* _TASK GOAL_
Extract each line where the string "forces" shows up.
BEGIN ENTRIES SHOWN
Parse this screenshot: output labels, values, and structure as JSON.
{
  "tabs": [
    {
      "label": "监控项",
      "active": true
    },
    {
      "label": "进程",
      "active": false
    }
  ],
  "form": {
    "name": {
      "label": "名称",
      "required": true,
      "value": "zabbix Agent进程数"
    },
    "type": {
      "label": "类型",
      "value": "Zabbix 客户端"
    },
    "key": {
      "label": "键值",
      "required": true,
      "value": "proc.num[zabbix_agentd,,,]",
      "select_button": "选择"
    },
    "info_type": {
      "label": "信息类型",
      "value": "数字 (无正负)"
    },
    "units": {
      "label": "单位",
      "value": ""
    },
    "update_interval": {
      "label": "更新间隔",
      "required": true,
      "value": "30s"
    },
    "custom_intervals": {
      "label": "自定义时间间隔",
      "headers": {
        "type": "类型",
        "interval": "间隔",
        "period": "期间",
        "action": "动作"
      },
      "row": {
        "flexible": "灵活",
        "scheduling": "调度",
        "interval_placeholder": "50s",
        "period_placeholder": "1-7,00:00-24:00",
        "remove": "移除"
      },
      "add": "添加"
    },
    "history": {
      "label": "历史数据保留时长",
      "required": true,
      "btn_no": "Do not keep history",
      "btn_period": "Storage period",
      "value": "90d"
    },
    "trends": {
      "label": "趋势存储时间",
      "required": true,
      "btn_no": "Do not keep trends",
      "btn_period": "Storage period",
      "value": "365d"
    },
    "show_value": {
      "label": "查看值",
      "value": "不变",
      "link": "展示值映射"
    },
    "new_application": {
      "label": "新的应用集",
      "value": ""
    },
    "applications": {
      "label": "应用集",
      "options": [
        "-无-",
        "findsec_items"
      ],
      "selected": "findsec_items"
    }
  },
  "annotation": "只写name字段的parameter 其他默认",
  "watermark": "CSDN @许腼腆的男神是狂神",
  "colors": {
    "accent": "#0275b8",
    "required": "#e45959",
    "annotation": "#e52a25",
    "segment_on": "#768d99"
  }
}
END ENTRIES SHOWN
BEGIN ENTRIES SHOWN
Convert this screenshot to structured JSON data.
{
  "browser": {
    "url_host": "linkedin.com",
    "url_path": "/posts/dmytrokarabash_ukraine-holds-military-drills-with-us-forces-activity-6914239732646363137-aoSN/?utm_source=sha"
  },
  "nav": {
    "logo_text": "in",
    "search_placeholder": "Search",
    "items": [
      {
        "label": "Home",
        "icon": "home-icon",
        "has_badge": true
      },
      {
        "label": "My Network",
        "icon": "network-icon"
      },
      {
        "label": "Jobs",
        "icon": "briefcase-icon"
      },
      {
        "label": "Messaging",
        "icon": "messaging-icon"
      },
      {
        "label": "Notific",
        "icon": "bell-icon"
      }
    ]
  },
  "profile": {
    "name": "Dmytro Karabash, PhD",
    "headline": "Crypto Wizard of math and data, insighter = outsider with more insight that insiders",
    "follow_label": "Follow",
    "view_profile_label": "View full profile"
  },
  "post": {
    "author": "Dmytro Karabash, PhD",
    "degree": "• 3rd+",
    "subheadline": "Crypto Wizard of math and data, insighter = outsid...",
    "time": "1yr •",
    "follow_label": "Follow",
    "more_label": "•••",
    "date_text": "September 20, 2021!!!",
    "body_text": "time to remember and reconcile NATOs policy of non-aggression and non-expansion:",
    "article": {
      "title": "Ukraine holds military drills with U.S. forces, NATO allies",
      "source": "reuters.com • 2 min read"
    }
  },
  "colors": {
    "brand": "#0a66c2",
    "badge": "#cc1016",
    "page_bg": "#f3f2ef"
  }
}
END ENTRIES SHOWN
* _RESPONSE BELOW_
    "url_path": "/posts/dmytrokarabash_ukraine-holds-military-drills-with-us-forces-activity-6914239732646363137-aoSN/?utm_source=sha"
      "title": "Ukraine holds military drills with U.S. forces, NATO allies",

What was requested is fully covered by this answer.